READING PASSAGE:

──────────────────────────────

A Redundant Array of Independent Disks (RAID) is a collection of hard drives, one or more
controller cards, and embedded software to increase the reliability and redundancy of data
storage on hard drives. RAID comes in multiple flavours offering improved performance
and/or improved data reliability. The RAID number, RAID-5 for example, is not
representative of the number of drives involved. The most common RAID implementations
are 0, -1, and 5. RAID can be implemented with and without the ability to hot swap a drive.

A variety of plug-in controllers are available from virtually all the drive controller
manufacturers such as Adaptec and DPT which allow RAID implementation. These
controllers all interface with SCSI drives and are available in ISA and PCI configurations.
The PCI format will provide the highest throughput. RAID support for IDE drives is not
generally available.

Any SCSI drive can be used with a RAID controller and different drive manufacturers, sizes
and throughputs can be used on the same bus. You should check with the controller
manufacturer for additional information. RAID controllers will also act as generic drive
controllers interfacing to CD and tape drives as well as external accessories such as scanners.

RAID drives can be permanently mounted in a chassis, mounted in removable 5-1/4” carriers
or mounted in external drive bays for easy accessibility and replacement in the case of a drive
failure. Full RAID protection can be realized even in non-removable drive situations where
the RAID system provides data protection and time to take the system off-line to replace a
failed drive. This can certainly be a less expensive and potentially more reliable option in
place of using expensive removable drive carriers. See Kingston Technology Data Express
and JMR Wildcat for removable media.

Adaptec provides a very extensive online discussion on RAID and their controllers in
particular in their Array Guide.

RAID Level Definitions


RAID 0 Striping
The data is written across multiple drives to improve access performance. There is no data
redundancy. Forexample, a 4Meg file would be written across 4 drives in 1Meg pieces. Note
that the failure of one drive will render the data inaccessible. The advantage is much higher
throughput.

RAID 1 Mirroring.
Provides 100% redundancy providing
an exact copy or mirror of the primary
drive. Should one drive fail, the data
will be completely accessible on the
other drive. There is no performance
improvement unless simultaneous
reads are allowed. Note that twice as
many drives must be purchased. One
controller can provide mirroring across
one bus or two controllers can be used
to provide controller redundancy as
well as drive redundancy.

RAID 10 or 0/1 Striping and Mirroring


A combination of RAID 0 and
1. The data is split across
multiple drives for improved
performance and each drive is
mirrored for redundancy. Note
that twice as many drives must
be purchased.
RAID 2
A proprietary array patented by Thinking Machines, Inc. where the data is split on a bit level
among several drives with additional drives providing parity information. Requires large
numbers of drives. Not generally implemented.

RAID 3 Striping with Parity


Provides redundancy with improved performance. The data is shared across multiple drives
with and additional drive providing parity information. The data striping improves
performance but requires simultaneous reads as the array is accessed. The drive with the
parity information can be used to reconstruct the data should one of the data disks fail.

──────────────────────────────

COMPLETE THE FOLLOWING:
(1) In the RAID passage, rewrite everything from "A combination of" down to "Not generally implemented.", and change "purchased" to "bought".
(2) Carry on the RAID passage, beginning after its final sentence.

──────────────────────────────

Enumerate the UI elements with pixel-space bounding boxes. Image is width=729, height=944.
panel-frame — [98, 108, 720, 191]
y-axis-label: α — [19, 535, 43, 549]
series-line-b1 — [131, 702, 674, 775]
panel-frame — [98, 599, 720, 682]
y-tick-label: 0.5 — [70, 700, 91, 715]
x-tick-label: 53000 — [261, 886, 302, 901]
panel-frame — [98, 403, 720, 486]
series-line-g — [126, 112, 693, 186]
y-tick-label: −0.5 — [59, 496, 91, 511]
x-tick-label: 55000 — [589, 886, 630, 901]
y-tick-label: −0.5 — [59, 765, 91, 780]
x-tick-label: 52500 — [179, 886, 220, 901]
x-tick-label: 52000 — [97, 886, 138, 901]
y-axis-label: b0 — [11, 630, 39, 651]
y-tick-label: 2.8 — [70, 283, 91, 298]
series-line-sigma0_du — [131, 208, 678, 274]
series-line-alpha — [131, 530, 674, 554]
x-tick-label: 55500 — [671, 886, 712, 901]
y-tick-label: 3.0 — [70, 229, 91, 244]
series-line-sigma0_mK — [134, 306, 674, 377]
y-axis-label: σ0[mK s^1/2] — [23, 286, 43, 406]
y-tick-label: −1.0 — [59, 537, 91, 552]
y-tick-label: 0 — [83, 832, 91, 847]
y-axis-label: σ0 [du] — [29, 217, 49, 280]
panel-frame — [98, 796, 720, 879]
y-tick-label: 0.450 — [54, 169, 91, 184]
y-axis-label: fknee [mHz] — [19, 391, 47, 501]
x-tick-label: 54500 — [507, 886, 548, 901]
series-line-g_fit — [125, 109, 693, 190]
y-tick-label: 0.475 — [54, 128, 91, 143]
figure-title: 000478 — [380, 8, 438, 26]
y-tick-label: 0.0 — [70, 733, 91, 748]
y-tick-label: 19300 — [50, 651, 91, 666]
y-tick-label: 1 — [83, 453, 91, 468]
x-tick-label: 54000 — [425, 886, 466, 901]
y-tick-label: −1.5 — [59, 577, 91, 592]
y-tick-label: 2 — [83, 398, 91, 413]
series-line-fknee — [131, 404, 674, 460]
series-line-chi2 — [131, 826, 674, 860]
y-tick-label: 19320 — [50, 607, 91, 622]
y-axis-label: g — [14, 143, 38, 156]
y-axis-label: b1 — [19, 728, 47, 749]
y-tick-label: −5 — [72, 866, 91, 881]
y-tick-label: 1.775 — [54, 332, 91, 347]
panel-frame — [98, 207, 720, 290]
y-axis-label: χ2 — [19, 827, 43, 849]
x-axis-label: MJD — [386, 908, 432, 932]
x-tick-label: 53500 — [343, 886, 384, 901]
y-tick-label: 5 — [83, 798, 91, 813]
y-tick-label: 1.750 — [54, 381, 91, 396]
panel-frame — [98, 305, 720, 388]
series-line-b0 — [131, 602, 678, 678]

──────────────────────────────

FINAL ANSWERS:
(1)
A combination of RAID 0 and
1. The data is split across
multiple drives for improved
performance and each drive is
mirrored for redundancy. Note
that twice as many drives must
be bought.
RAID 2
A proprietary array patented by Thinking Machines, Inc. where the data is split on a bit level
among several drives with additional drives providing parity information. Requires large
numbers of drives. Not generally implemented.

(2)
Usually used with 3 data drives and 1 parity drive. Small random writes are generally slow as
the parity drive must be accessed for each write.

RAID 4 Striping with dedicated parity disk


Similar to RAID 3 except larger data blocks are striped and does not require the participation
of each drive for each access. The parity drive is accessed for each data access.

RAID 5 Striping and Parity


The most common RAID implementation.
Both the data and parity information is
striped across multiple drives with each
drive holding both data and parity
information. Should any one drive fail, the
remaining drives contain sufficient
information to allow recovery. Provides
complete redundancy with improved
performance. The smallest RAID 5
implementation requires three drives though more can be used for improved performance.

RAID 6
No real definition and can mean different things to different vendors.

RAID 7
Proprietary to Storage Technology, Inc. and is similar to RAID 4 with caching and a
proprietary operating system to run the array.

General RAID Related Definitions

Hot Swapping refers to the ability to remove a drive from an array while the system is
powered-up. This typically requires the power connector pins on the drive tray be longer than
the signal pins so that the signals are first disconnected then the power to prevent data
glitches on the data bus. There are a variety of removable drive carriers and it is important to
assure they support true hot swapping, and not just removable media.

Warm swapping can be used to stop drive access while a drive is removed from the array.
This is typically a software function or ‘button’ to suspend drive activity. A low cost
removable drive carrier without hot swap can be used in this configuration.

Hot spare provides a back-up drive in the array that will automatically come on-line in the
event of a failure of one of the other drives. Typically an array can only tolerate a single drive
failure without data loss so a hot spare drive reduces this window of opportunity for total
failure.

SMART (Self-Monitoring, Analysis, and Reporting Technology) is a predictive failure


analysis system where the drive performs self analysis and can communicate predicted
failures to the controller. This allows early replacement of possibly faulty drives before actual
drive failure.

Dynamic Sector Repair allows a RAID system to locate faulty sectors on drives,
transparently repair the data and flag the sectors as bad to prevent future access.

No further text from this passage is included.